— Source records —
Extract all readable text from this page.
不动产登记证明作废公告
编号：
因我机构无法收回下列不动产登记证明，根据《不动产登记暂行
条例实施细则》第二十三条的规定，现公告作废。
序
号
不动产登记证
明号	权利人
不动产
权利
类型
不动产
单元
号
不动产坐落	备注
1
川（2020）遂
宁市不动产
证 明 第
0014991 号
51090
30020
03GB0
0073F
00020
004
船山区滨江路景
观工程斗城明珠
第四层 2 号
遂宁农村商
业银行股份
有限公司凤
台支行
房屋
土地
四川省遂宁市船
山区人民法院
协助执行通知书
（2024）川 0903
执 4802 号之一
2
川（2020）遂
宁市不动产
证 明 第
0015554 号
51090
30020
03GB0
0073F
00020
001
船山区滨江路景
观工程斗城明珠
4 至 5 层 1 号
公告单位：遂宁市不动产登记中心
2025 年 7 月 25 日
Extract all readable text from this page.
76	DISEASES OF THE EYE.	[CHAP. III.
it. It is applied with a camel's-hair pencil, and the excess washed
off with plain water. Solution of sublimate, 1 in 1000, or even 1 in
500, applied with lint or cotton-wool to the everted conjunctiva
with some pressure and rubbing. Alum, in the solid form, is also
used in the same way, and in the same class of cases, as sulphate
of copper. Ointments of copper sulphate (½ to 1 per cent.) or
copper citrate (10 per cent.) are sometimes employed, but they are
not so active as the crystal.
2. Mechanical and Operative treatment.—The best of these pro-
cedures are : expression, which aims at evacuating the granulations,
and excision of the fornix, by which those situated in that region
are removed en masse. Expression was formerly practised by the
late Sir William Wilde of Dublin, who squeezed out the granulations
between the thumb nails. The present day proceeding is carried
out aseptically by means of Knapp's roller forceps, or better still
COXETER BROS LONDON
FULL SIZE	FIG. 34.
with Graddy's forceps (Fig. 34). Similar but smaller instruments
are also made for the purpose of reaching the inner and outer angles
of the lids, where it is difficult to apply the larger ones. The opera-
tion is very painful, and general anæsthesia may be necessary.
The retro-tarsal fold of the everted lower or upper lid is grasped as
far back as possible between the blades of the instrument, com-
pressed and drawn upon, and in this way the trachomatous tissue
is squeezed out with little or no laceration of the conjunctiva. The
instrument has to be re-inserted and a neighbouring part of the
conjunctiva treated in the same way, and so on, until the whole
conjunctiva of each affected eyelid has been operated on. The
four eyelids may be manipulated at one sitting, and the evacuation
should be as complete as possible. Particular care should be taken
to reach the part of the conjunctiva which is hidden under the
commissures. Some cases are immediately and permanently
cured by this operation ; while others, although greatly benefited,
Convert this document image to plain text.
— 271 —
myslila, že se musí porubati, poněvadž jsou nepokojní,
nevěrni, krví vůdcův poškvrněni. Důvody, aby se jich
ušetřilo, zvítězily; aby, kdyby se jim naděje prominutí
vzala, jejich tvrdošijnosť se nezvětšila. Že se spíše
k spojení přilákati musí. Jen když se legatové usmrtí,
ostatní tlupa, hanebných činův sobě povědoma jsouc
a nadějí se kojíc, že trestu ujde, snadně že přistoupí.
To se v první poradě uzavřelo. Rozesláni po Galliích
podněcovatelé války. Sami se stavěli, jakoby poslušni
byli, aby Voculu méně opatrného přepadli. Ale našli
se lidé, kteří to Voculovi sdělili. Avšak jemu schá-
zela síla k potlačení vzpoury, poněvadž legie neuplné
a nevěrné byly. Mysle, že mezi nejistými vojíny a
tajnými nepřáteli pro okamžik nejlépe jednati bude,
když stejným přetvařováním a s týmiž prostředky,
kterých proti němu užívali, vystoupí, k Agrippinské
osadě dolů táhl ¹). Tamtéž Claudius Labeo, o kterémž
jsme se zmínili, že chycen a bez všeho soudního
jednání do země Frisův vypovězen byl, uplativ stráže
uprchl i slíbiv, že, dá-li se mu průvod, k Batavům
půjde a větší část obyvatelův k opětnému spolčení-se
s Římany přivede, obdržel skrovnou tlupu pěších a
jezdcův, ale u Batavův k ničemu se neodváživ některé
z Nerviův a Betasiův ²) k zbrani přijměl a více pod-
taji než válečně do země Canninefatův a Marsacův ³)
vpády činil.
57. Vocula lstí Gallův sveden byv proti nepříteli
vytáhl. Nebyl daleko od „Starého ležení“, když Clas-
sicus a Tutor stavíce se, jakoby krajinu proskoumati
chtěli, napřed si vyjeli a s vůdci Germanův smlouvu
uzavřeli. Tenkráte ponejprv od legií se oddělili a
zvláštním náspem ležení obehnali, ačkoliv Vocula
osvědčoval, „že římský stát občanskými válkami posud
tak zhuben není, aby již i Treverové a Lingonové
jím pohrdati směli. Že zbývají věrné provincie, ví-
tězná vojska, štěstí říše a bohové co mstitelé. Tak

— Stated task —
Gather all lines from the records above in which "jakoby" appears.

— Complete answer —
podněcovatelé války. Sami se stavěli, jakoby poslušni
sicus a Tutor stavíce se, jakoby krajinu proskoumati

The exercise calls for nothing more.